Material for the task:
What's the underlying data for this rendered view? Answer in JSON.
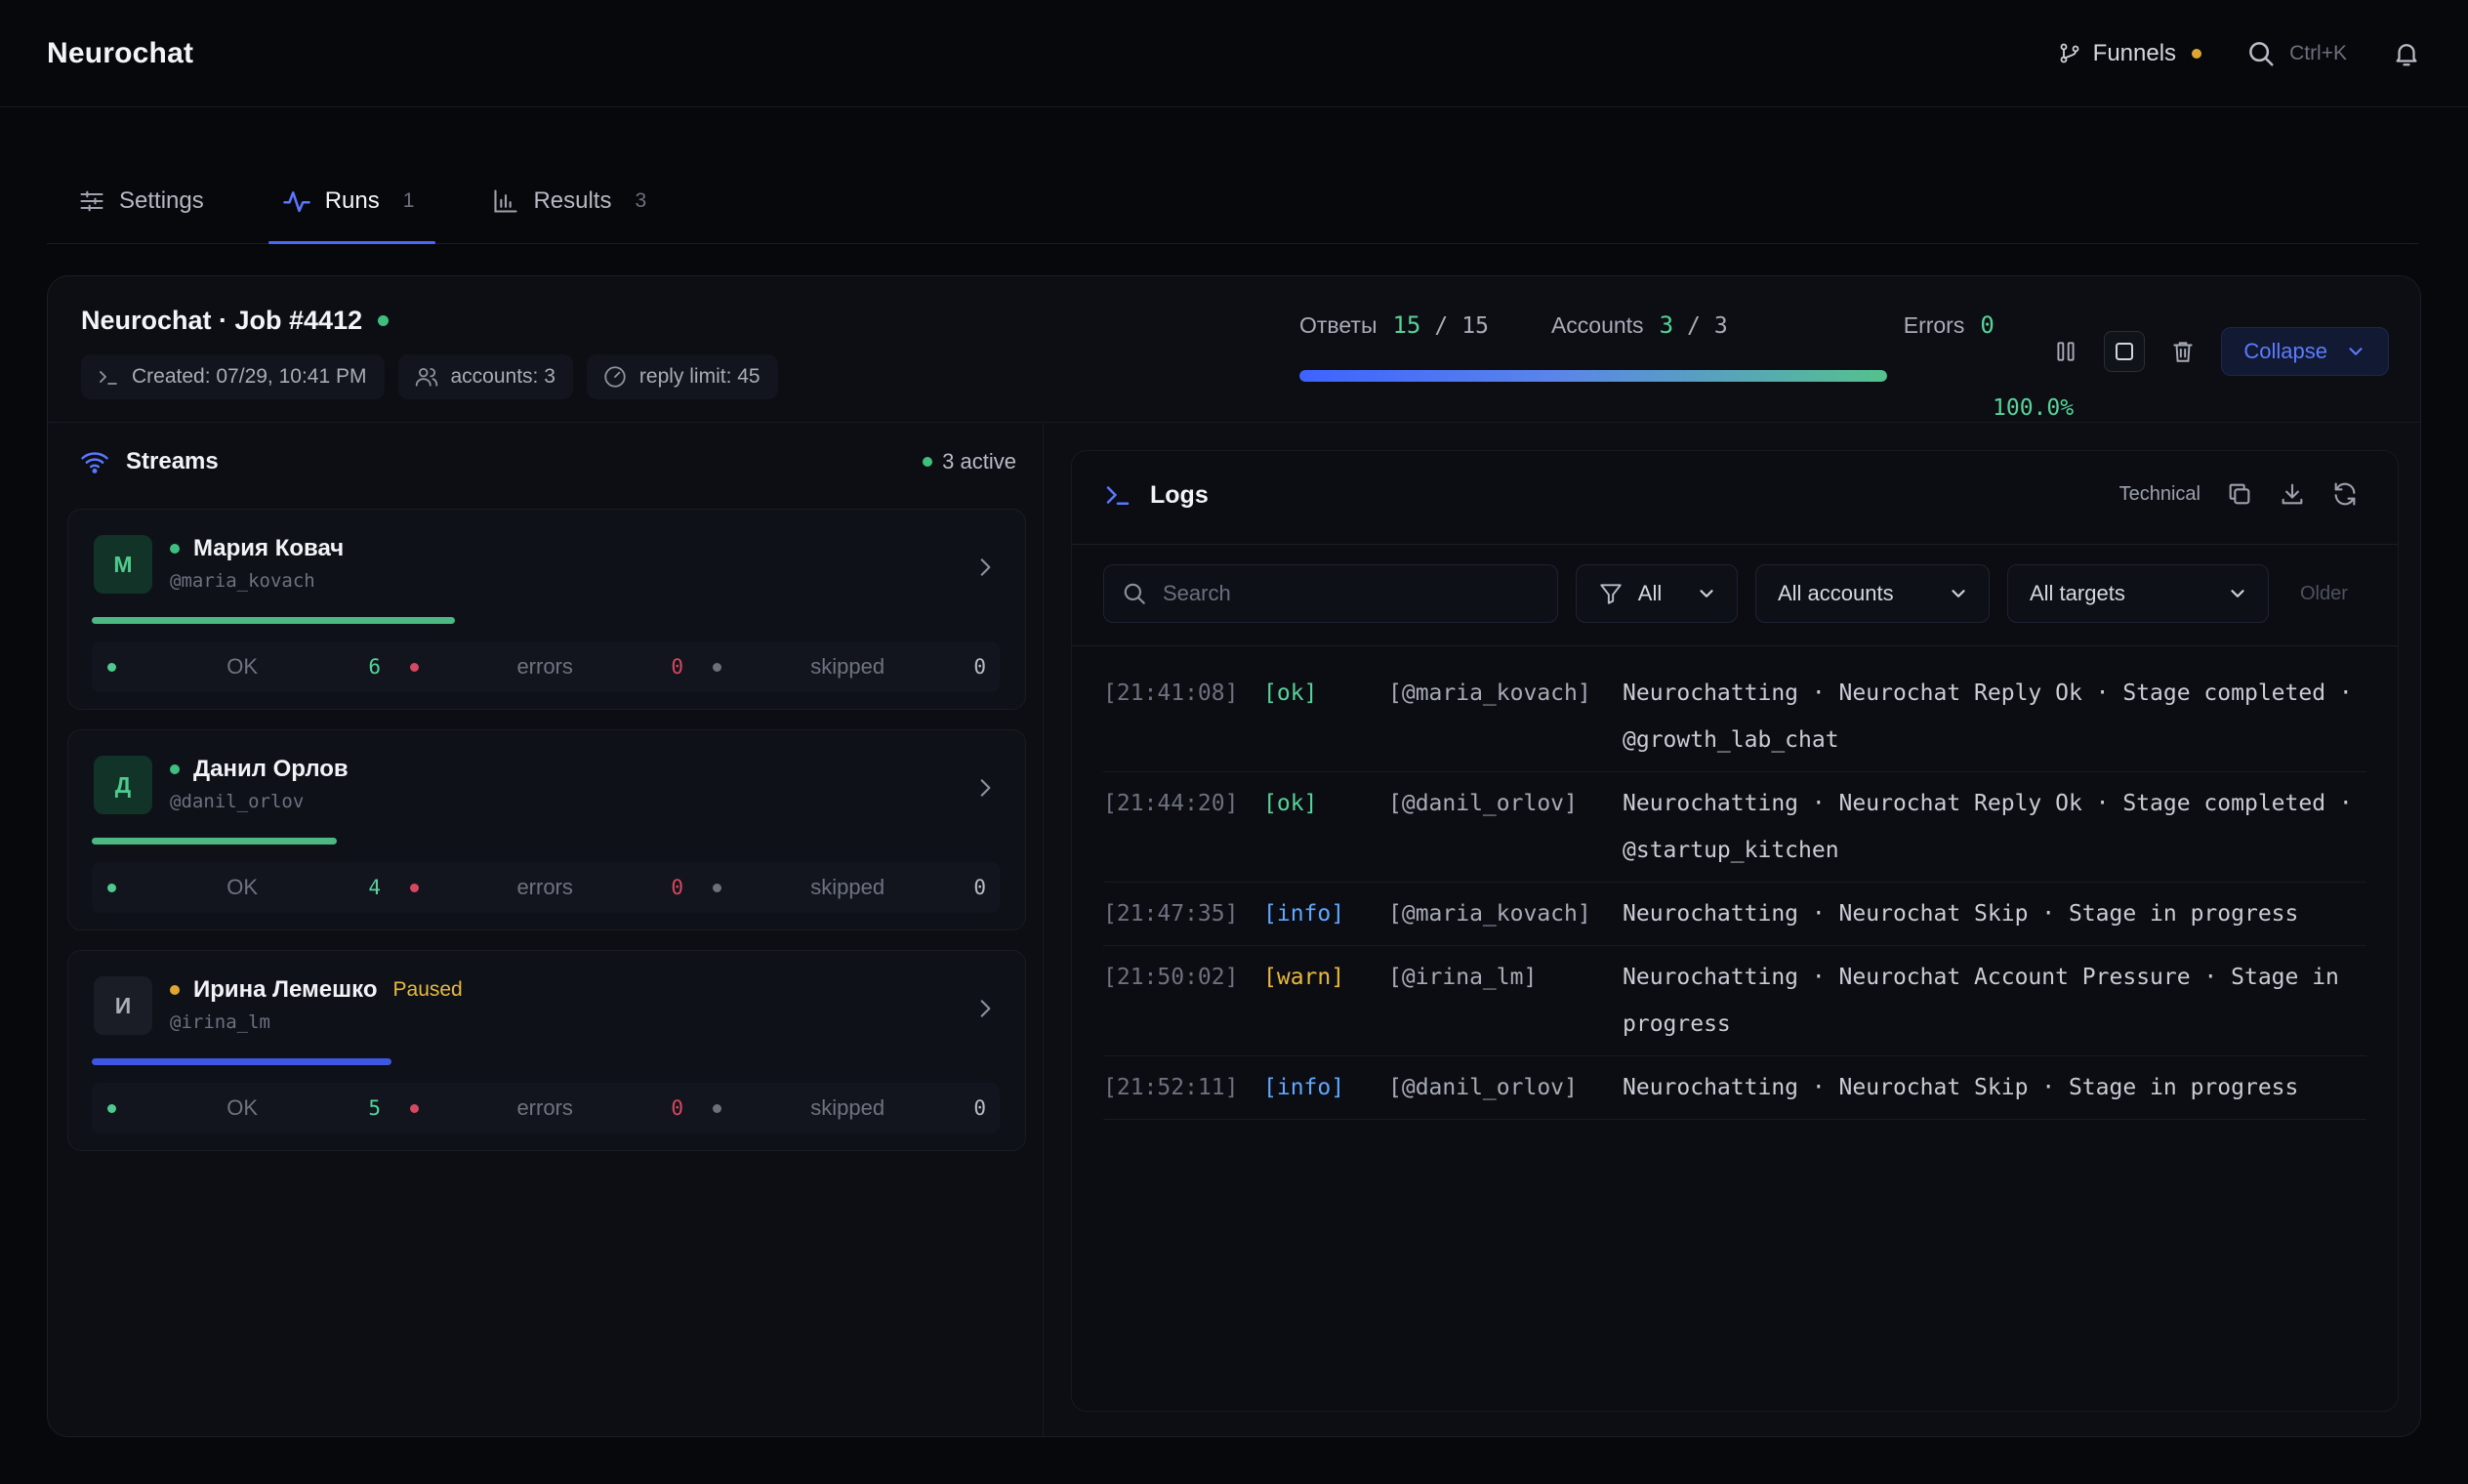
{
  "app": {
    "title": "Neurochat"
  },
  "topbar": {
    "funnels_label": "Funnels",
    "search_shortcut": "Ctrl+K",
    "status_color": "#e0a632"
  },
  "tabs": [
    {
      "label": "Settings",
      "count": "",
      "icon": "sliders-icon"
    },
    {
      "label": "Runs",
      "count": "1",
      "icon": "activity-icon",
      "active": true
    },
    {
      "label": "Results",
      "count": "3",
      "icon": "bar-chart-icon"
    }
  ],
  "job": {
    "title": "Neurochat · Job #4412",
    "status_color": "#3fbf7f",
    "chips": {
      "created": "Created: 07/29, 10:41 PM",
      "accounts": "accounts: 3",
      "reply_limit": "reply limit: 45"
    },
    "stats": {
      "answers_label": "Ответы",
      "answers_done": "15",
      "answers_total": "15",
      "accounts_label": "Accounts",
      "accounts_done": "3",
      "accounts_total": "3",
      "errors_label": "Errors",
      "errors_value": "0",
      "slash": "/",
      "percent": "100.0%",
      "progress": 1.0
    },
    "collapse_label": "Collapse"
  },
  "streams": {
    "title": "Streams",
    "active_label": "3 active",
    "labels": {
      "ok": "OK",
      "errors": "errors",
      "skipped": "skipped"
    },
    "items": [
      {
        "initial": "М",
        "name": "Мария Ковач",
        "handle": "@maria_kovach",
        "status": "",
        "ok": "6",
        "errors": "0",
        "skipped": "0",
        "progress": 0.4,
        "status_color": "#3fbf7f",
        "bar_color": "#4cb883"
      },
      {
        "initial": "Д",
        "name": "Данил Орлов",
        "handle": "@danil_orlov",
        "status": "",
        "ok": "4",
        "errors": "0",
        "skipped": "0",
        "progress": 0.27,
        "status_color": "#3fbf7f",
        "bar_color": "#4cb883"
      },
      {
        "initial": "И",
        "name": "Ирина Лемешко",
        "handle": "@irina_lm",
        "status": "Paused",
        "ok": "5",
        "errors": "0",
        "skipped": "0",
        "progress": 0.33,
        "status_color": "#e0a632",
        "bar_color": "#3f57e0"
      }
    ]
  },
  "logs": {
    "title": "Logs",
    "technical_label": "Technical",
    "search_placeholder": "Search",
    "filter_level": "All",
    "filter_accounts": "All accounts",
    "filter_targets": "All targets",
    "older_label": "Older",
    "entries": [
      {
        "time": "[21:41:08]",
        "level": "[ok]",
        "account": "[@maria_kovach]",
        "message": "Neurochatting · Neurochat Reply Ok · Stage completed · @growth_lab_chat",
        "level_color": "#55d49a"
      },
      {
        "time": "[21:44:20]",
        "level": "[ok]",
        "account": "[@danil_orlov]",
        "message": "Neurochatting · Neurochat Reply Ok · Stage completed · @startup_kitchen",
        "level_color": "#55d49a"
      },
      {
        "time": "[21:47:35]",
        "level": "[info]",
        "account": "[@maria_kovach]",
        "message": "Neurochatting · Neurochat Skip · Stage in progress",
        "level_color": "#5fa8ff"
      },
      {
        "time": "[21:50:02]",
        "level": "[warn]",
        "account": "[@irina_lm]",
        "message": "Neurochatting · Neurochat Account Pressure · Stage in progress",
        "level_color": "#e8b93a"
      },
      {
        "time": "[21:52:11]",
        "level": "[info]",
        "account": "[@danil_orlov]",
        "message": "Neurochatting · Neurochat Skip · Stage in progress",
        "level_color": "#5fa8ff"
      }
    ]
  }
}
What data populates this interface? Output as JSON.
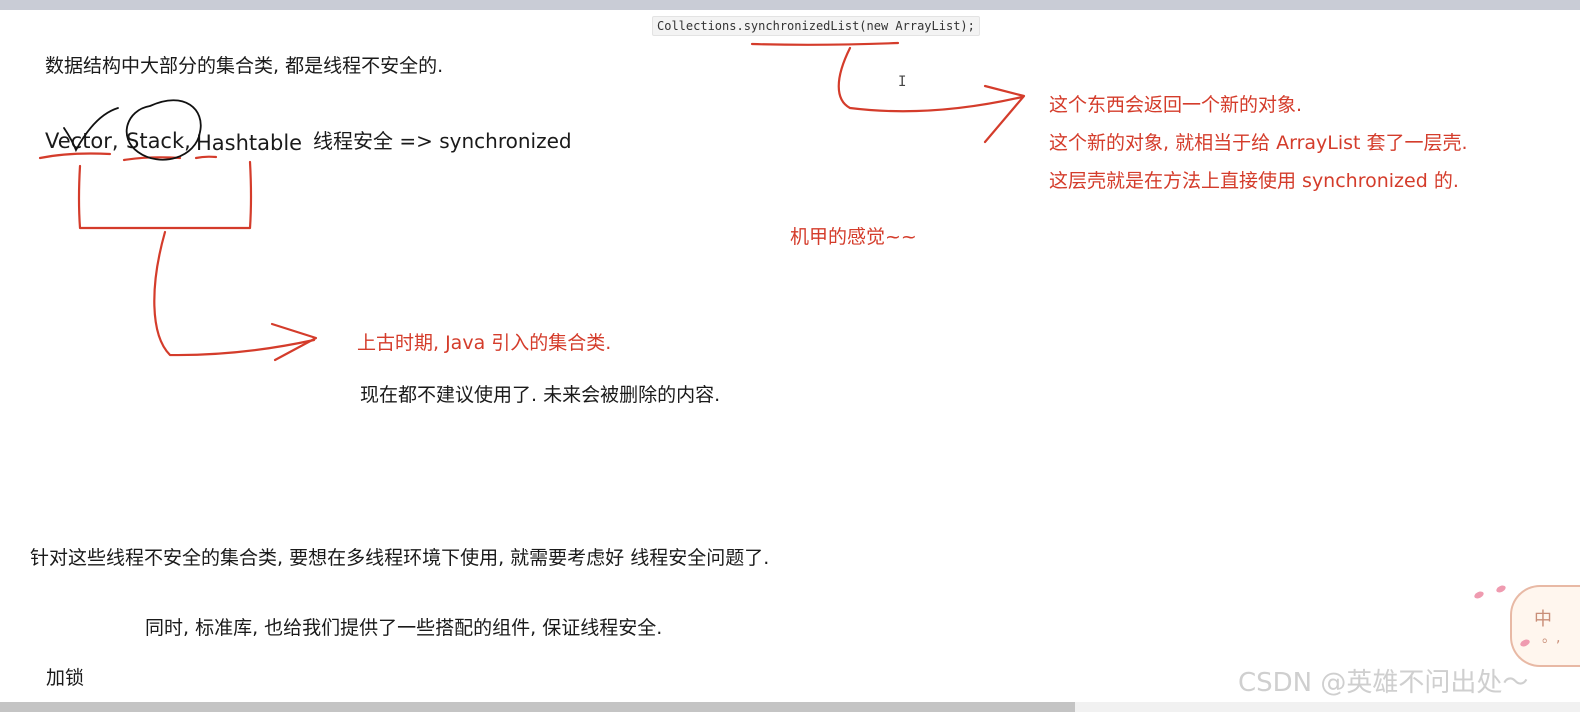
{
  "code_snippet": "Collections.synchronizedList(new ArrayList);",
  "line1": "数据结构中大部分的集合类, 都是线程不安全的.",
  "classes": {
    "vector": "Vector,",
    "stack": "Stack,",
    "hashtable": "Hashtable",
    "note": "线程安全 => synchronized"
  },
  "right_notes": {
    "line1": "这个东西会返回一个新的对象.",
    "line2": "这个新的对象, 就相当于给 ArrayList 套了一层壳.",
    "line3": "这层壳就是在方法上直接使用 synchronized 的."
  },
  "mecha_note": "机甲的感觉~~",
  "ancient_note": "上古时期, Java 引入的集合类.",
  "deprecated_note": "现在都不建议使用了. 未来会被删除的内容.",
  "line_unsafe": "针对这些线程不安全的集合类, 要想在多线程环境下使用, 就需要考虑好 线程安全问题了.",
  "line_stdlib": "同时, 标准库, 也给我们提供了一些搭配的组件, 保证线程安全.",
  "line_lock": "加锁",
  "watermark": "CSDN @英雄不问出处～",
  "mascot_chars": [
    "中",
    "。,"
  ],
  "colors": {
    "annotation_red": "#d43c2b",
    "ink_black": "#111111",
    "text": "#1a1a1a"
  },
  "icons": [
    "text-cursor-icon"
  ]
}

Exercise goal:
Pictures must be left out. Repeat exactly the lines from the one containing "What data populates" through the final line of the data.

The output:
What data populates this interface? Output as JSON.
{
  "code_snippet": "Collections.synchronizedList(new ArrayList);",
  "line1": "数据结构中大部分的集合类, 都是线程不安全的.",
  "classes": {
    "vector": "Vector,",
    "stack": "Stack,",
    "hashtable": "Hashtable",
    "note": "线程安全 => synchronized"
  },
  "right_notes": {
    "line1": "这个东西会返回一个新的对象.",
    "line2": "这个新的对象, 就相当于给 ArrayList 套了一层壳.",
    "line3": "这层壳就是在方法上直接使用 synchronized 的."
  },
  "mecha_note": "机甲的感觉~~",
  "ancient_note": "上古时期, Java 引入的集合类.",
  "deprecated_note": "现在都不建议使用了. 未来会被删除的内容.",
  "line_unsafe": "针对这些线程不安全的集合类, 要想在多线程环境下使用, 就需要考虑好 线程安全问题了.",
  "line_stdlib": "同时, 标准库, 也给我们提供了一些搭配的组件, 保证线程安全.",
  "line_lock": "加锁",
  "watermark": "CSDN @英雄不问出处～",
  "mascot_chars": [
    "中",
    "。,"
  ],
  "colors": {
    "annotation_red": "#d43c2b",
    "ink_black": "#111111",
    "text": "#1a1a1a"
  },
  "icons": [
    "text-cursor-icon"
  ]
}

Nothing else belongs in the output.